___ Extrait choisi ___

Mesure d'impact : derrière son outil conçu avec la startup Gen'éthic, ce que veut impulser le Grand Lyon

La métropole écologiste ne s’en est pas cachée : elle souhaite aller beaucoup plus loin sur les questions d’achats responsables, à travers la mise sur pied d’un nouveau schéma directeur à l’échelle du Grand Lyon. Mais ce n’est pas son seul instrument, car elle vient de présenter un nouvel outil, co-créé cette fois auprès d’une startup lyonnaise, Gen'éthic. Ambition : proposer une plateforme gratuite, qui se veut comme une première à l’échelle nationale, conçue avec une poignée d'entreprises locales, afin que celles-ci puissent mesurer ainsi leurs impacts environnementaux et sociaux.
Déjà engagé dans la conception d'un schéma d'achats responsables, la Métropole lyonnaise précise que ce nouvel outil de mesure des impacts sociaux et environnementaux n'est pour l'instant pas en lien direct avec la concertation actuelle, même si elle reconnaît que certains critères pourraient se recouper.
Déjà engagé dans la conception d'un schéma d'achats responsables, la Métropole lyonnaise précise que ce nouvel outil de mesure des impacts sociaux et environnementaux n'est pour l'instant pas en lien direct avec la concertation actuelle, même si elle reconnaît que certains critères pourraient se recouper. (Crédits : iStock)

La démarche se veut pour l'heure « volontaire », et incitative. Sans se fixer d'objectif chiffré, le Grand Lyon a profité du salon Pollutech, début octobre, pour présenter son nouvel outil de mesure d'impact, destiné à l'ensemble des entreprises de son territoire, quel que soit leur statut.

___ Lignes de données ___

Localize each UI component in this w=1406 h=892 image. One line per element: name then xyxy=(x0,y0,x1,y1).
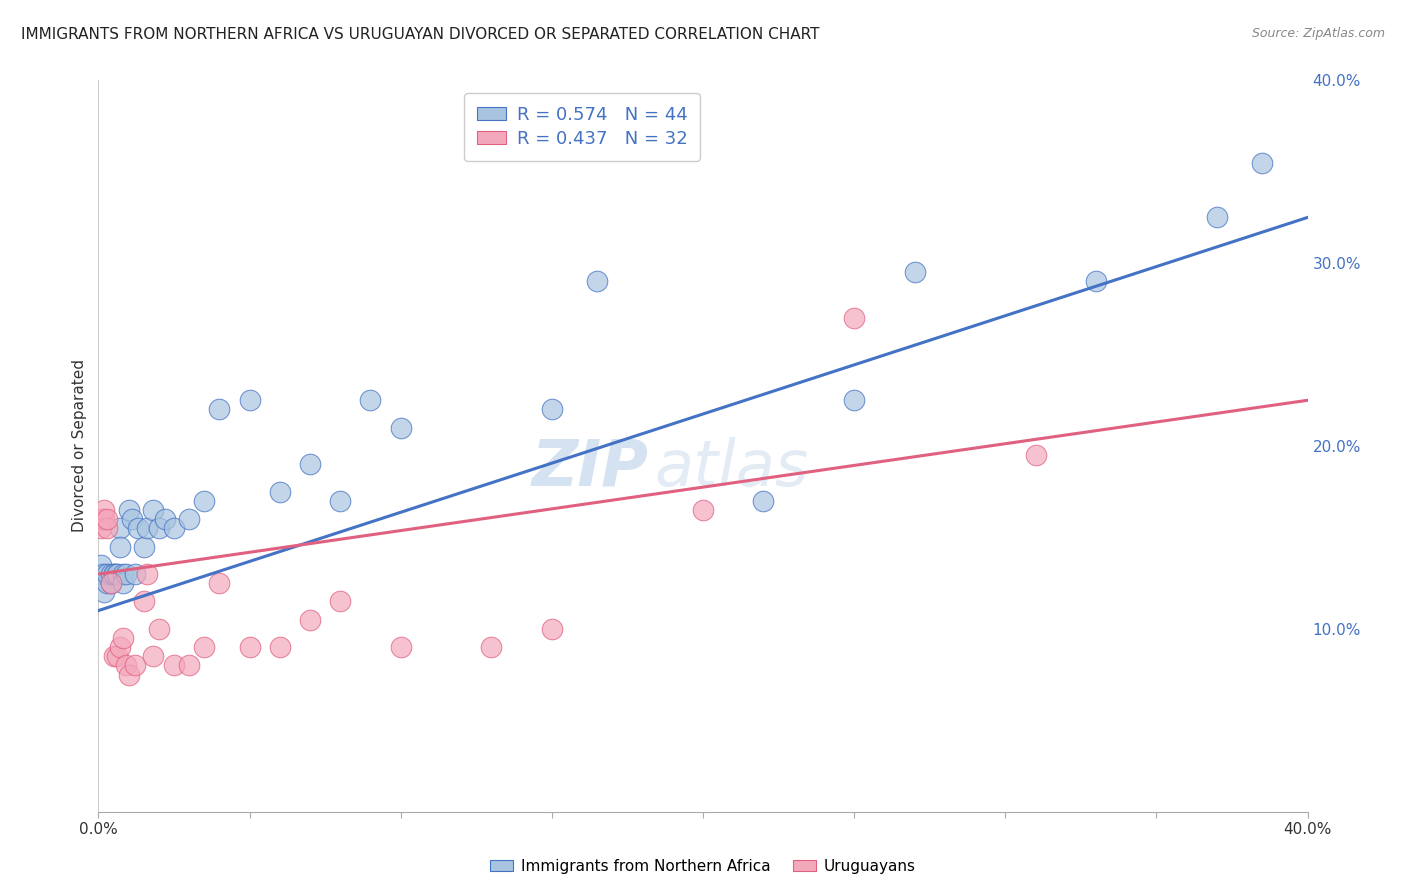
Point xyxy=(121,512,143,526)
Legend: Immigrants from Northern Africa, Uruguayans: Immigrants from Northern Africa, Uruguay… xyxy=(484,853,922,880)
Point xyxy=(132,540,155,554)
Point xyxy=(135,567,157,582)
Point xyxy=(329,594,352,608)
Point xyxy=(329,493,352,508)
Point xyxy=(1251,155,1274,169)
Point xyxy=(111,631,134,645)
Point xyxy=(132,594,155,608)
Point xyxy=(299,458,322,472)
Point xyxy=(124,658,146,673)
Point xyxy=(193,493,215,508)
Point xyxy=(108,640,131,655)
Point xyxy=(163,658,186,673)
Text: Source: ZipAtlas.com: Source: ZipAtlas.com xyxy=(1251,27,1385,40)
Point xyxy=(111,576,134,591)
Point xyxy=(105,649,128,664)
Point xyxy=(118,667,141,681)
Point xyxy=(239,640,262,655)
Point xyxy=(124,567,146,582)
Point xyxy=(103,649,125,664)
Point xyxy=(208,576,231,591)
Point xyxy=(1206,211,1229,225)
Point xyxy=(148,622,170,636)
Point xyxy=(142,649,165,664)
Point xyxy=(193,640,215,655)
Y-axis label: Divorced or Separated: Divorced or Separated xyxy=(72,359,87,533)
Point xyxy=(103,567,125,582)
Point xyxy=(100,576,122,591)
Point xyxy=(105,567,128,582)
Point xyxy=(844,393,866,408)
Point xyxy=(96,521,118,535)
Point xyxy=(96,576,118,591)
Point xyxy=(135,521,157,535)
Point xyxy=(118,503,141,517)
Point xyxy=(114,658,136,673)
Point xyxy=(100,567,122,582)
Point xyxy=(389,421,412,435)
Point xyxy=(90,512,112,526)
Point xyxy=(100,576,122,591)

___

◆ Consigne:
Recopiez intégralement, à l'identique, l'extrait consacré à l'outil de mesure d'impact du Grand Lyon. Seul l'extrait doit servir de source.

◆ Réponse rédigée:
Mesure d'impact : derrière son outil conçu avec la startup Gen'éthic, ce que veut impulser le Grand Lyon

La métropole écologiste ne s’en est pas cachée : elle souhaite aller beaucoup plus loin sur les questions d’achats responsables, à travers la mise sur pied d’un nouveau schéma directeur à l’échelle du Grand Lyon. Mais ce n’est pas son seul instrument, car elle vient de présenter un nouvel outil, co-créé cette fois auprès d’une startup lyonnaise, Gen'éthic. Ambition : proposer une plateforme gratuite, qui se veut comme une première à l’échelle nationale, conçue avec une poignée d'entreprises locales, afin que celles-ci puissent mesurer ainsi leurs impacts environnementaux et sociaux.
Déjà engagé dans la conception d'un schéma d'achats responsables, la Métropole lyonnaise précise que ce nouvel outil de mesure des impacts sociaux et environnementaux n'est pour l'instant pas en lien direct avec la concertation actuelle, même si elle reconnaît que certains critères pourraient se recouper.
Déjà engagé dans la conception d'un schéma d'achats responsables, la Métropole lyonnaise précise que ce nouvel outil de mesure des impacts sociaux et environnementaux n'est pour l'instant pas en lien direct avec la concertation actuelle, même si elle reconnaît que certains critères pourraient se recouper. (Crédits : iStock)

La démarche se veut pour l'heure « volontaire », et incitative. Sans se fixer d'objectif chiffré, le Grand Lyon a profité du salon Pollutech, début octobre, pour présenter son nouvel outil de mesure d'impact, destiné à l'ensemble des entreprises de son territoire, quel que soit leur statut.